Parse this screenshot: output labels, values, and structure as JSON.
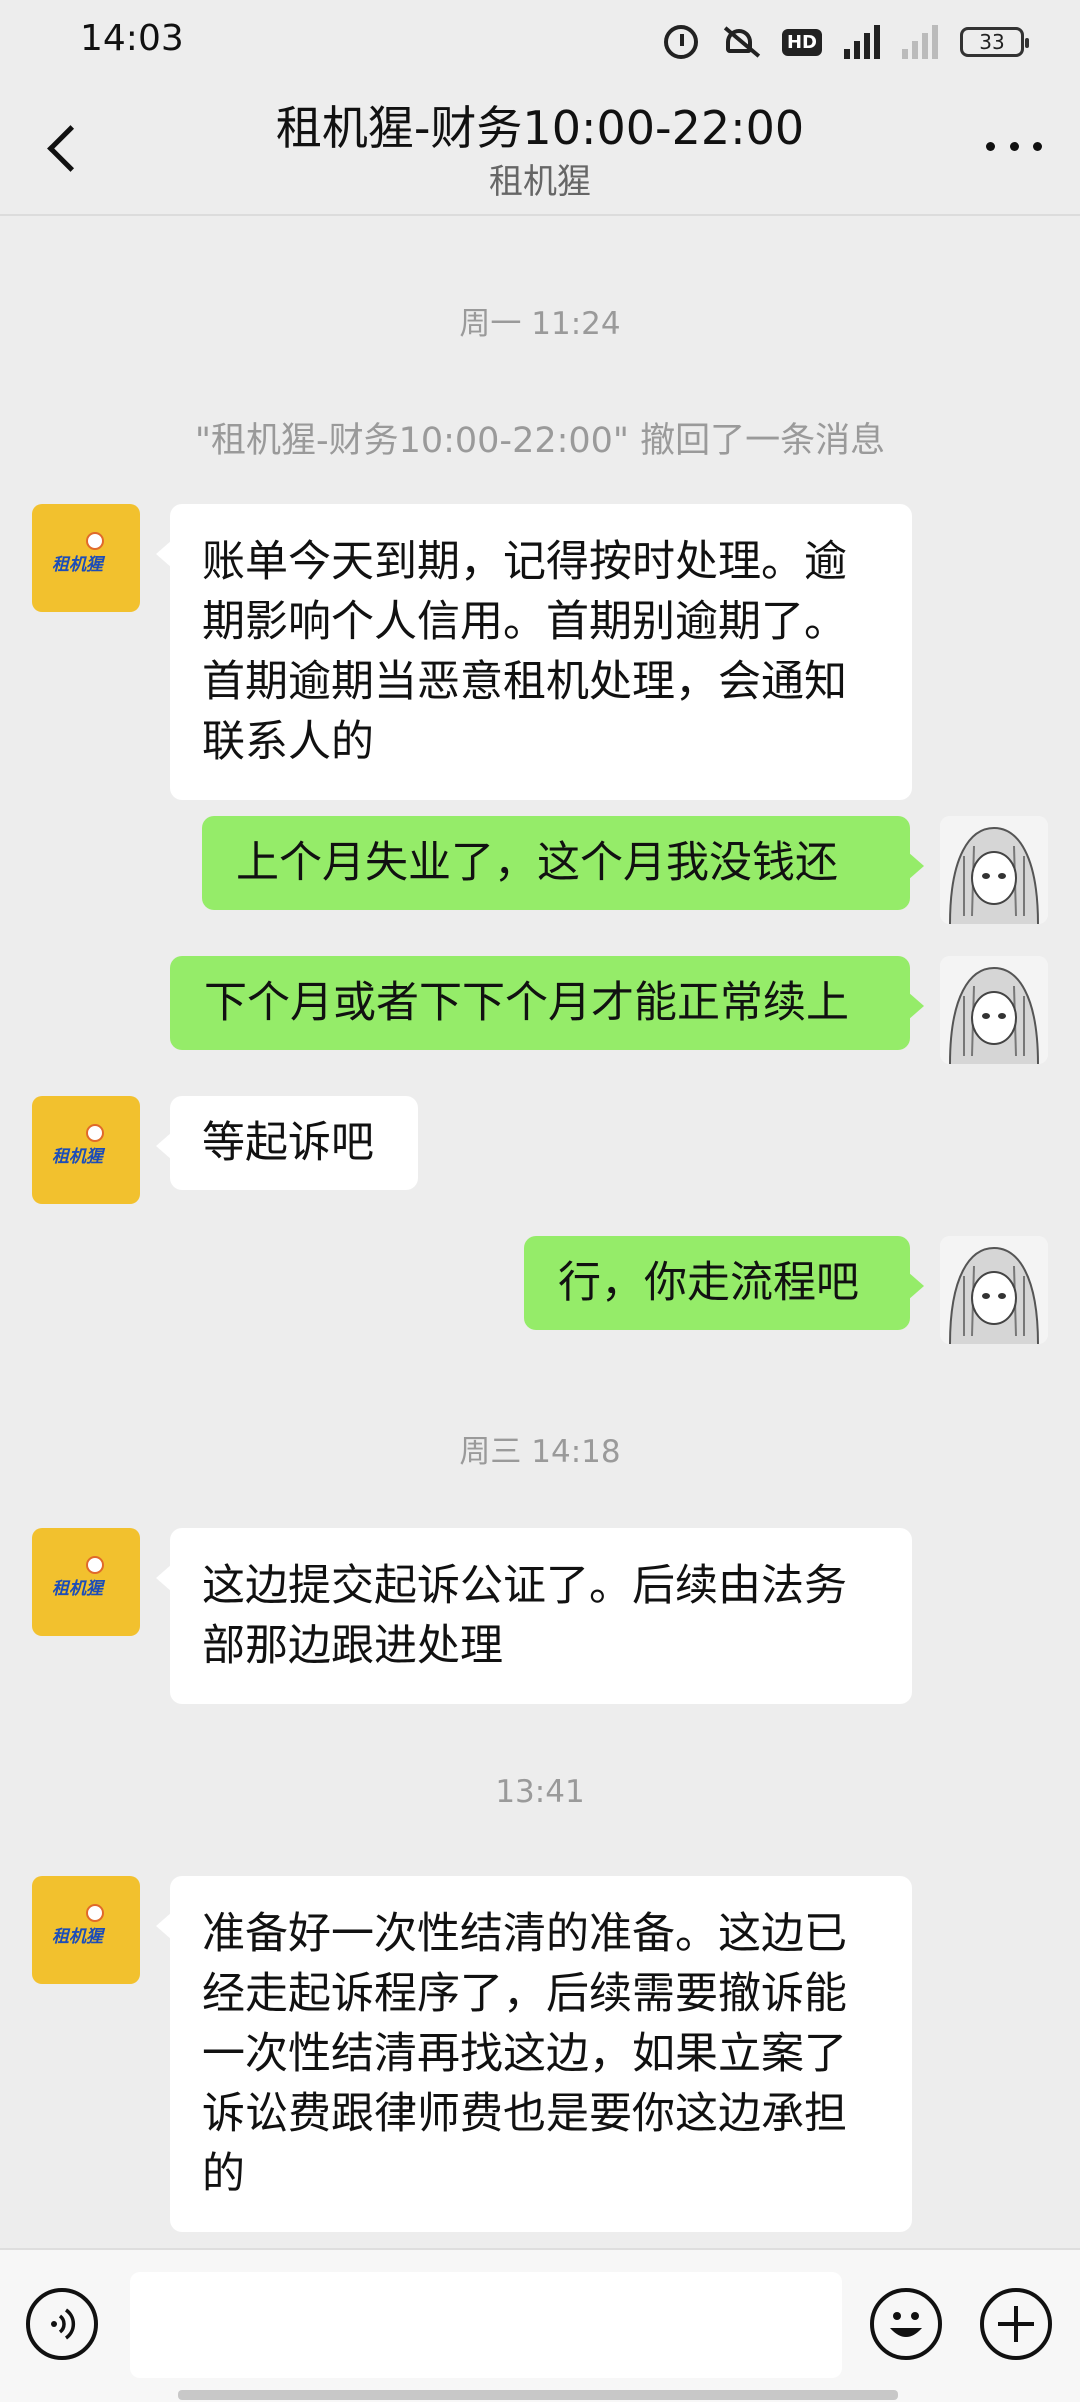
{
  "status": {
    "time": "14:03",
    "hd": "HD",
    "battery": "33"
  },
  "header": {
    "title": "租机猩-财务10:00-22:00",
    "subtitle": "租机猩"
  },
  "chat": {
    "time1": "周一 11:24",
    "system_msg": "\"租机猩-财务10:00-22:00\" 撤回了一条消息",
    "msg1": "账单今天到期，记得按时处理。逾期影响个人信用。首期别逾期了。首期逾期当恶意租机处理，会通知联系人的",
    "msg2": "上个月失业了，这个月我没钱还",
    "msg3": "下个月或者下下个月才能正常续上",
    "msg4": "等起诉吧",
    "msg5": "行，你走流程吧",
    "time2": "周三 14:18",
    "msg6": "这边提交起诉公证了。后续由法务部那边跟进处理",
    "time3": "13:41",
    "msg7": "准备好一次性结清的准备。这边已经走起诉程序了，后续需要撤诉能一次性结清再找这边，如果立案了诉讼费跟律师费也是要你这边承担的"
  },
  "avatar": {
    "bot_logo_text": "租机猩"
  },
  "input": {
    "value": ""
  },
  "icons": {
    "back": "back-arrow-icon",
    "more": "more-dots-icon",
    "voice": "voice-icon",
    "emoji": "emoji-icon",
    "plus": "plus-icon",
    "alarm": "alarm-icon",
    "mute": "mute-icon",
    "signal": "signal-icon",
    "battery": "battery-icon"
  },
  "colors": {
    "bubble_self": "#95ec69",
    "bubble_other": "#ffffff",
    "background": "#ededed",
    "bot_avatar": "#f2c12e"
  }
}
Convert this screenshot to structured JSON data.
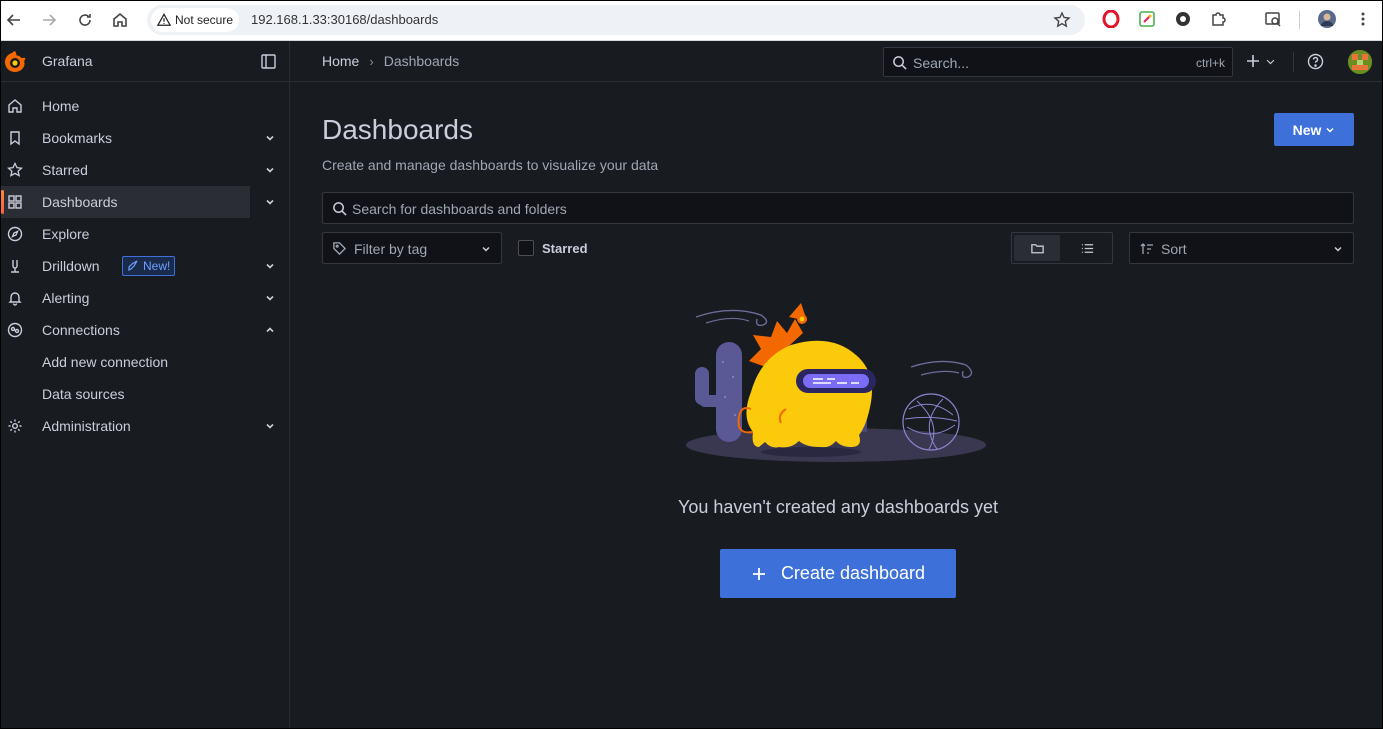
{
  "browser": {
    "security_label": "Not secure",
    "url": "192.168.1.33:30168/dashboards"
  },
  "topbar": {
    "brand": "Grafana",
    "breadcrumb": {
      "home": "Home",
      "separator": "›",
      "current": "Dashboards"
    },
    "search": {
      "placeholder": "Search...",
      "shortcut": "ctrl+k"
    }
  },
  "sidebar": {
    "items": [
      {
        "label": "Home",
        "icon": "home-icon"
      },
      {
        "label": "Bookmarks",
        "icon": "bookmark-icon"
      },
      {
        "label": "Starred",
        "icon": "star-icon"
      },
      {
        "label": "Dashboards",
        "icon": "apps-icon",
        "active": true
      },
      {
        "label": "Explore",
        "icon": "compass-icon"
      },
      {
        "label": "Drilldown",
        "icon": "drilldown-icon",
        "badge": "New!"
      },
      {
        "label": "Alerting",
        "icon": "bell-icon"
      },
      {
        "label": "Connections",
        "icon": "connections-icon",
        "expanded": true
      },
      {
        "label": "Add new connection"
      },
      {
        "label": "Data sources"
      },
      {
        "label": "Administration",
        "icon": "cog-icon"
      }
    ]
  },
  "main": {
    "title": "Dashboards",
    "subtitle": "Create and manage dashboards to visualize your data",
    "new_button": "New",
    "search_placeholder": "Search for dashboards and folders",
    "filter_tag_placeholder": "Filter by tag",
    "starred_label": "Starred",
    "sort_placeholder": "Sort",
    "empty_message": "You haven't created any dashboards yet",
    "create_button": "Create dashboard"
  },
  "colors": {
    "background": "#181b1f",
    "primary": "#3d71d9",
    "text": "#ccccdc",
    "muted": "#9fa7b3",
    "accent_orange": "#f55f3e"
  }
}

§ WHAT TO PRODUCE: From the data, collect all lines where the string "JSON" appears.

§ IN RESPONSE:
Parse this screenshot: output labels, values, and structure as JSON.
Convert this screenshot to structured JSON data.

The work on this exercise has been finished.